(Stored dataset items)
++++++++++
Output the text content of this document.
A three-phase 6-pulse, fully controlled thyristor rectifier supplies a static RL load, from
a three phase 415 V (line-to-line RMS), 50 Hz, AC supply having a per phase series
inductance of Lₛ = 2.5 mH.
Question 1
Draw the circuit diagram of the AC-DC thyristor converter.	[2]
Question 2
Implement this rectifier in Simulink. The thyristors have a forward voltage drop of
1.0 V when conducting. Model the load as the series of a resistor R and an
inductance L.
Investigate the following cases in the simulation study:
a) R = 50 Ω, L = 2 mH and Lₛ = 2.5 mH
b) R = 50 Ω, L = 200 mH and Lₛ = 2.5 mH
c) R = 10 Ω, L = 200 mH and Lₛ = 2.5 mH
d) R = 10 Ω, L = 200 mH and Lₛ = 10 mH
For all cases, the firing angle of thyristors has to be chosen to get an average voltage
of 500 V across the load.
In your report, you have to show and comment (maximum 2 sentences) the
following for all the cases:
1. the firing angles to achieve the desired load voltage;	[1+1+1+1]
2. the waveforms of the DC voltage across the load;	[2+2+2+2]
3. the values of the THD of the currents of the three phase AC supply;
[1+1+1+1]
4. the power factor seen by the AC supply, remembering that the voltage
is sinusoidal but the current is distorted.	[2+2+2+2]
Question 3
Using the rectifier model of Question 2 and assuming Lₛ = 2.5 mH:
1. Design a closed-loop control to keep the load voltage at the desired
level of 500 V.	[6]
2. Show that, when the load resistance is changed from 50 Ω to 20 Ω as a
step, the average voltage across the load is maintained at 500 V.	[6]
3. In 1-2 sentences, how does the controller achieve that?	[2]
++++++++++
### WRITTEN REQUEST
Looking at the data above, how many lines hold the word "series"? Respond with the number alone.

### PROBLEM SOLUTION
2